> [Task]
Which lines in the records below contain the word "实施计划"? Copy each one out.

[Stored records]
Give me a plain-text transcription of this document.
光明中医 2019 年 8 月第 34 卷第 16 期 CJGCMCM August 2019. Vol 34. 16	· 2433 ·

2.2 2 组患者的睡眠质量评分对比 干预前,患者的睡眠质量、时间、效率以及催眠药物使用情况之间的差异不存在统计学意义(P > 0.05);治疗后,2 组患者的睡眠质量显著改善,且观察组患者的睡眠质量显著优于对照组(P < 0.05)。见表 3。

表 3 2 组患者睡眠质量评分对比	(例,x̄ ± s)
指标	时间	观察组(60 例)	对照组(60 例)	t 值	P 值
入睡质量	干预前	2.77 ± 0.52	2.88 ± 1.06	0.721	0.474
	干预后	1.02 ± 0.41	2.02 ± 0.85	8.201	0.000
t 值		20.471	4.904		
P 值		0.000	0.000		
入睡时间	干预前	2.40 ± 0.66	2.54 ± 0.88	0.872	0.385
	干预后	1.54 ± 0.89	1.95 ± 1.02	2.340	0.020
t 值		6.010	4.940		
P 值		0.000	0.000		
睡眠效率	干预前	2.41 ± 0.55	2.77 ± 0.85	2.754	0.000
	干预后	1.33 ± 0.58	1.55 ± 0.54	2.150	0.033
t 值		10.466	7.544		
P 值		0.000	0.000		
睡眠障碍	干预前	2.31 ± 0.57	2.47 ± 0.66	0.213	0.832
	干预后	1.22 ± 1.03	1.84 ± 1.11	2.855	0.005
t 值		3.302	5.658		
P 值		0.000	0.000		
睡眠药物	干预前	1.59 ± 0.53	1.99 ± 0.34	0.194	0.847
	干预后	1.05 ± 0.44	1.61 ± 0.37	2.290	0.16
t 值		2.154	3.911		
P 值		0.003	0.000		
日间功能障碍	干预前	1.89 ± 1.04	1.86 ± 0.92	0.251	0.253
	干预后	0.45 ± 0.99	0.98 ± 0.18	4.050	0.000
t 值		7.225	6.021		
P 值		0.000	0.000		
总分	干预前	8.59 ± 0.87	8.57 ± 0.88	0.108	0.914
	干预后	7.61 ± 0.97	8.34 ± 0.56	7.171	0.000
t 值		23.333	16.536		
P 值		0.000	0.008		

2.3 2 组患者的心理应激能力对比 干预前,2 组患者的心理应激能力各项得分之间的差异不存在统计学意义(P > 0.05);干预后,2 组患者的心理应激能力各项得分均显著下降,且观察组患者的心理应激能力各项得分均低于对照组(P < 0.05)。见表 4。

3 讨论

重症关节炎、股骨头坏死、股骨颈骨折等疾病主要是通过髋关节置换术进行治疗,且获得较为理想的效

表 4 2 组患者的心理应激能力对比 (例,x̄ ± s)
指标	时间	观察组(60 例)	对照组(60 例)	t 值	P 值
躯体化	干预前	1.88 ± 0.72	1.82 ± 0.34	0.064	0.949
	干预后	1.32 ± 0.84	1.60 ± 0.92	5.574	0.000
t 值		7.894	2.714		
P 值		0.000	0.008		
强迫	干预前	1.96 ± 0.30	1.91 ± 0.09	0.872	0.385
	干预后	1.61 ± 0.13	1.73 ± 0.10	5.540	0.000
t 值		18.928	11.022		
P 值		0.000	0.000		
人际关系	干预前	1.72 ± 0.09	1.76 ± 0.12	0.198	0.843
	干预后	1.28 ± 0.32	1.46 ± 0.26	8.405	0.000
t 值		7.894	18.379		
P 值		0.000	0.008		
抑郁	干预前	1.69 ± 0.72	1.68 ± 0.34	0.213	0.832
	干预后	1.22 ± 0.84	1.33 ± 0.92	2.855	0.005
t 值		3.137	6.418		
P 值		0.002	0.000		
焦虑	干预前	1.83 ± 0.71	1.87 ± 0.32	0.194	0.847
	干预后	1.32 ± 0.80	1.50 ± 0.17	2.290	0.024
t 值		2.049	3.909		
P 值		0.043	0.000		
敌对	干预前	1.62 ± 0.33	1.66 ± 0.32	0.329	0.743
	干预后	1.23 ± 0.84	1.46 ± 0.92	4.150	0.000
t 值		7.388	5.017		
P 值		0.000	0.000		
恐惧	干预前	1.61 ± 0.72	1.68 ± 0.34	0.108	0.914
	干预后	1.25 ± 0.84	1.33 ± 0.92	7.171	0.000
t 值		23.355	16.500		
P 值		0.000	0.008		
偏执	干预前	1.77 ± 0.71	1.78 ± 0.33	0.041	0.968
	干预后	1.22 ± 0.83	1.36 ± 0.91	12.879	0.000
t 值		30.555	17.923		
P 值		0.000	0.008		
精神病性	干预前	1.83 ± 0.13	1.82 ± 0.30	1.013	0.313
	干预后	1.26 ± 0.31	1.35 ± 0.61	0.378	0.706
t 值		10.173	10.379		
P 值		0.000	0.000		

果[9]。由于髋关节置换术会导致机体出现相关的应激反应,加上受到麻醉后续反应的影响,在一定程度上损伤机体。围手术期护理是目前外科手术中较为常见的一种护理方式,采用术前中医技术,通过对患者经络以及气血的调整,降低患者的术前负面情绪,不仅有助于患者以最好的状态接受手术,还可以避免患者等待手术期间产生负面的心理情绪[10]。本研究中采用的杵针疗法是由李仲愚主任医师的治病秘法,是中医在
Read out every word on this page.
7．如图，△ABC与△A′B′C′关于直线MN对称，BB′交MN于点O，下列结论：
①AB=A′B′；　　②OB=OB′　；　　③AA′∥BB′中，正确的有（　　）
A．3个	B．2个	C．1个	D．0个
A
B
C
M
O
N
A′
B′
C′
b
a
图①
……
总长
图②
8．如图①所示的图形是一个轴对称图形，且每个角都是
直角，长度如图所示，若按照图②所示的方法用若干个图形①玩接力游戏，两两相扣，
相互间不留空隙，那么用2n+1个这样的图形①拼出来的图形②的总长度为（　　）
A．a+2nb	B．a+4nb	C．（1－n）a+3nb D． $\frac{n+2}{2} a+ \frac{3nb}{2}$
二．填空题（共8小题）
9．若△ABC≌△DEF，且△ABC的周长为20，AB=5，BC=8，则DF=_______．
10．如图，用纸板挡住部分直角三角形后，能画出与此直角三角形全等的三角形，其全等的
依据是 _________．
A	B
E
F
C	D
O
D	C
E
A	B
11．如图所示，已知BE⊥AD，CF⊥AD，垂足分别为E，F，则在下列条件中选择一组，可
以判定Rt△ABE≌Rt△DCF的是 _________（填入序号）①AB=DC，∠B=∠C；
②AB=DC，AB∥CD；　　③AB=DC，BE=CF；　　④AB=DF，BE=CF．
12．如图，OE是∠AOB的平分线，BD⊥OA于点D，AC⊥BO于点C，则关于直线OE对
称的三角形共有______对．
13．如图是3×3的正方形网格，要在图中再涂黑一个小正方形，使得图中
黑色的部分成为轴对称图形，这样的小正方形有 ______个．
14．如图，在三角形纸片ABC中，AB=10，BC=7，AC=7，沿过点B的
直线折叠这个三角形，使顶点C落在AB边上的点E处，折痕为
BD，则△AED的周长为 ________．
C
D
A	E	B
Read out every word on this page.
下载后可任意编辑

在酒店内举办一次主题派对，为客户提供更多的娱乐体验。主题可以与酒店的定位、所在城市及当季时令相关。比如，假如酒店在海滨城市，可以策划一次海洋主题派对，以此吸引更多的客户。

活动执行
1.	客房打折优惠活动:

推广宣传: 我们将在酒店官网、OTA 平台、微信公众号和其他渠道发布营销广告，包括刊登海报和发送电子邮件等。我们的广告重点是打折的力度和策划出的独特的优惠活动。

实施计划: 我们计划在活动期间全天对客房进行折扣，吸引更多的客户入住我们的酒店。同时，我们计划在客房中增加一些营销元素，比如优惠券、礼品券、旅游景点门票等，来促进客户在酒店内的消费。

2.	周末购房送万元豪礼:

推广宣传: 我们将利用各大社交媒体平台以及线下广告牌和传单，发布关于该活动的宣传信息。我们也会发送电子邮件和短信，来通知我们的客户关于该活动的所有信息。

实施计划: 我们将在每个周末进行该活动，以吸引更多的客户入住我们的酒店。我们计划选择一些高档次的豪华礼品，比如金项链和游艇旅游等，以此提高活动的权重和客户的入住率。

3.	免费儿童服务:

> [Task solution]
实施计划: 我们计划在活动期间全天对客房进行折扣，吸引更多的客户入住我们的酒店。同时，我们计划在客房中增加一些营销元素，比如优惠券、礼品券、旅游景点门票等，来促进客户在酒店内的消费。
实施计划: 我们将在每个周末进行该活动，以吸引更多的客户入住我们的酒店。我们计划选择一些高档次的豪华礼品，比如金项链和游艇旅游等，以此提高活动的权重和客户的入住率。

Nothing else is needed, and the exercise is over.